Records for the exercise:
+++++

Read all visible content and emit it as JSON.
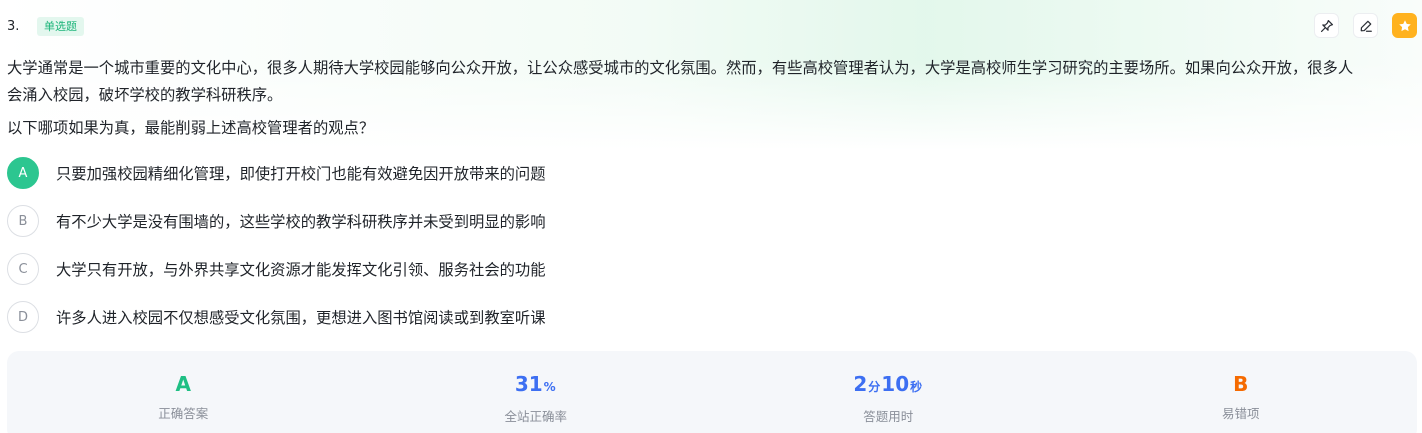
{
  "question": {
    "number": "3.",
    "type_badge": "单选题",
    "stem_line1": "大学通常是一个城市重要的文化中心，很多人期待大学校园能够向公众开放，让公众感受城市的文化氛围。然而，有些高校管理者认为，大学是高校师生学习研究的主要场所。如果向公众开放，很多人",
    "stem_line2": "会涌入校园，破坏学校的教学科研秩序。",
    "prompt": "以下哪项如果为真，最能削弱上述高校管理者的观点？"
  },
  "toolbar": {
    "icons": [
      "pin-icon",
      "edit-icon",
      "star-icon"
    ],
    "accent_color": "#ffb21e"
  },
  "options": [
    {
      "letter": "A",
      "text": "只要加强校园精细化管理，即使打开校门也能有效避免因开放带来的问题",
      "selected": true
    },
    {
      "letter": "B",
      "text": "有不少大学是没有围墙的，这些学校的教学科研秩序并未受到明显的影响",
      "selected": false
    },
    {
      "letter": "C",
      "text": "大学只有开放，与外界共享文化资源才能发挥文化引领、服务社会的功能",
      "selected": false
    },
    {
      "letter": "D",
      "text": "许多人进入校园不仅想感受文化氛围，更想进入图书馆阅读或到教室听课",
      "selected": false
    }
  ],
  "stats": {
    "correct_answer": {
      "value": "A",
      "label": "正确答案"
    },
    "accuracy": {
      "value": "31",
      "unit": "%",
      "label": "全站正确率"
    },
    "time": {
      "minutes": "2",
      "min_unit": "分",
      "seconds": "10",
      "sec_unit": "秒",
      "label": "答题用时"
    },
    "common_mistake": {
      "value": "B",
      "label": "易错项"
    }
  },
  "colors": {
    "correct": "#1fbf84",
    "accuracy": "#3d6ff2",
    "mistake": "#f56a00",
    "selected_option": "#2cc690"
  }
}
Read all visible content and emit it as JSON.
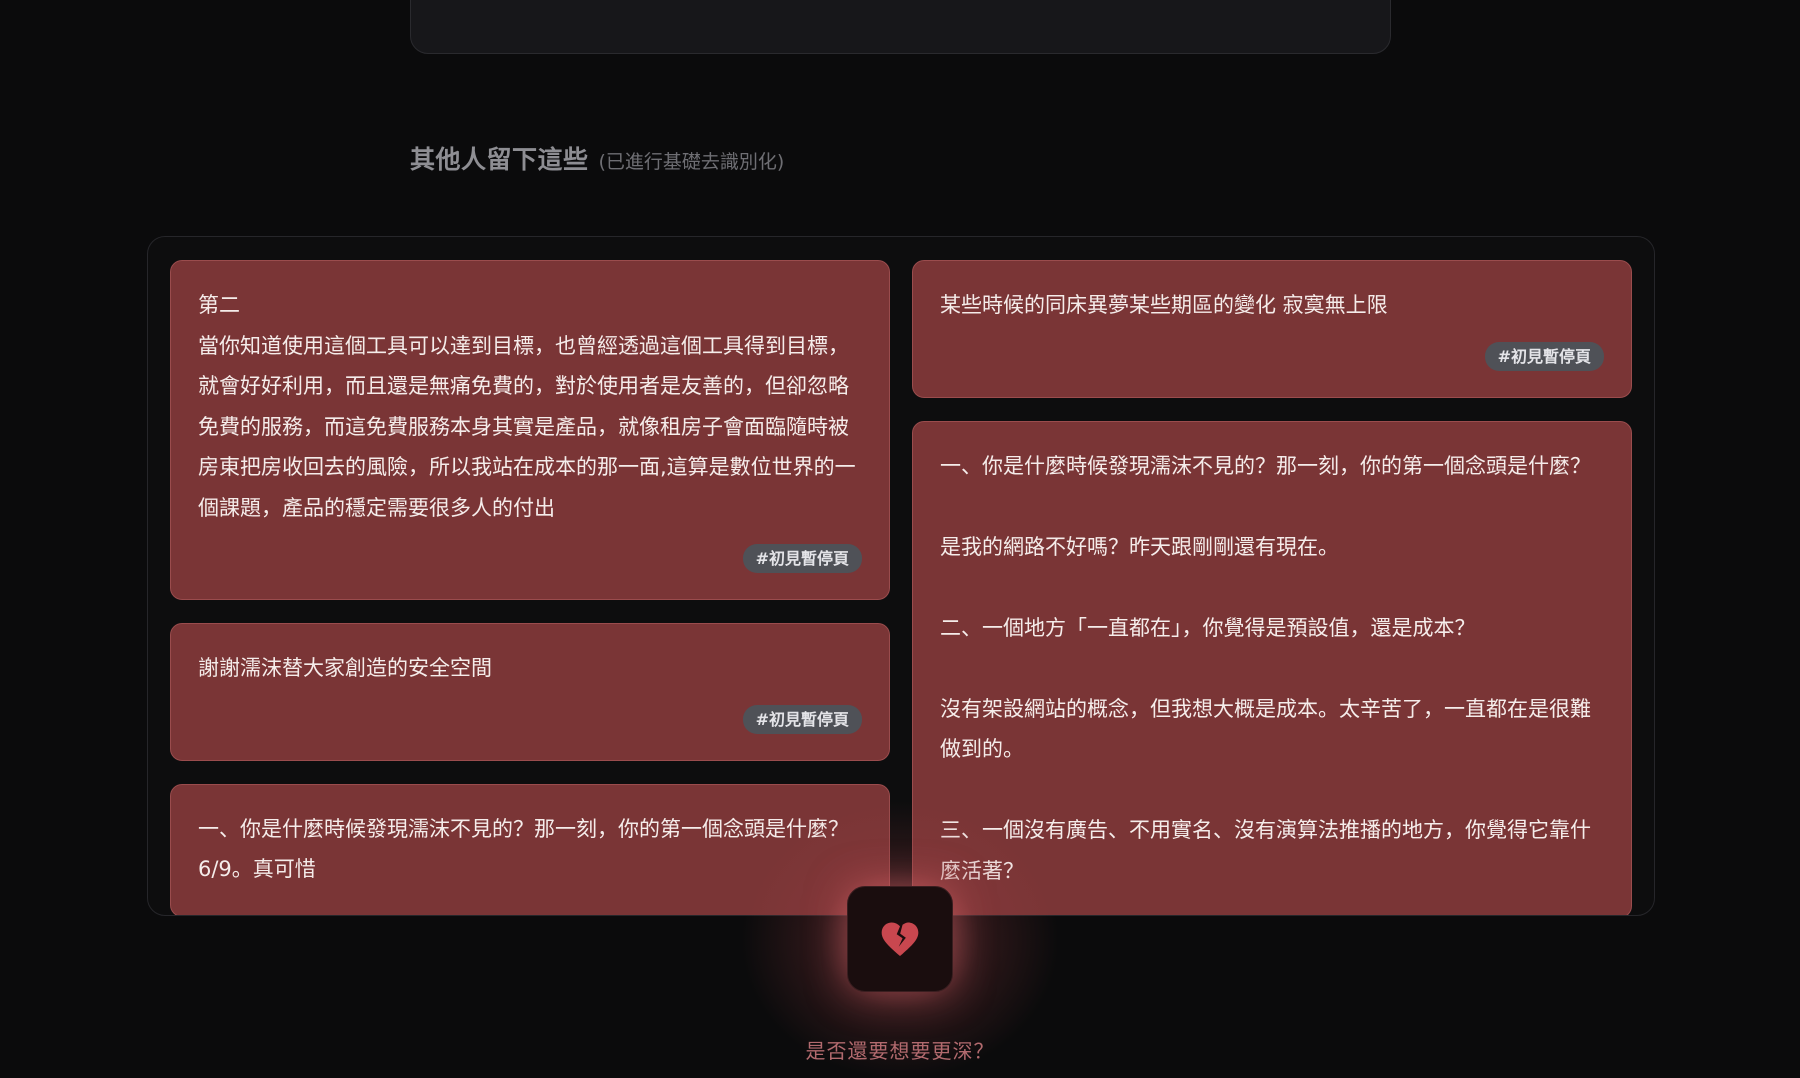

+++++

Job: Your copy of the data should match it exactly, except that pictures are left out.

The response:
Read all visible content and emit it as JSON.
{
  "question": {
    "number": "3.",
    "type_badge": "单选题",
    "stem_line1": "大学通常是一个城市重要的文化中心，很多人期待大学校园能够向公众开放，让公众感受城市的文化氛围。然而，有些高校管理者认为，大学是高校师生学习研究的主要场所。如果向公众开放，很多人",
    "stem_line2": "会涌入校园，破坏学校的教学科研秩序。",
    "prompt": "以下哪项如果为真，最能削弱上述高校管理者的观点？"
  },
  "toolbar": {
    "icons": [
      "pin-icon",
      "edit-icon",
      "star-icon"
    ],
    "accent_color": "#ffb21e"
  },
  "options": [
    {
      "letter": "A",
      "text": "只要加强校园精细化管理，即使打开校门也能有效避免因开放带来的问题",
      "selected": true
    },
    {
      "letter": "B",
      "text": "有不少大学是没有围墙的，这些学校的教学科研秩序并未受到明显的影响",
      "selected": false
    },
    {
      "letter": "C",
      "text": "大学只有开放，与外界共享文化资源才能发挥文化引领、服务社会的功能",
      "selected": false
    },
    {
      "letter": "D",
      "text": "许多人进入校园不仅想感受文化氛围，更想进入图书馆阅读或到教室听课",
      "selected": false
    }
  ],
  "stats": {
    "correct_answer": {
      "value": "A",
      "label": "正确答案"
    },
    "accuracy": {
      "value": "31",
      "unit": "%",
      "label": "全站正确率"
    },
    "time": {
      "minutes": "2",
      "min_unit": "分",
      "seconds": "10",
      "sec_unit": "秒",
      "label": "答题用时"
    },
    "common_mistake": {
      "value": "B",
      "label": "易错项"
    }
  },
  "colors": {
    "correct": "#1fbf84",
    "accuracy": "#3d6ff2",
    "mistake": "#f56a00",
    "selected_option": "#2cc690"
  }
}
Read all visible content and emit it as JSON.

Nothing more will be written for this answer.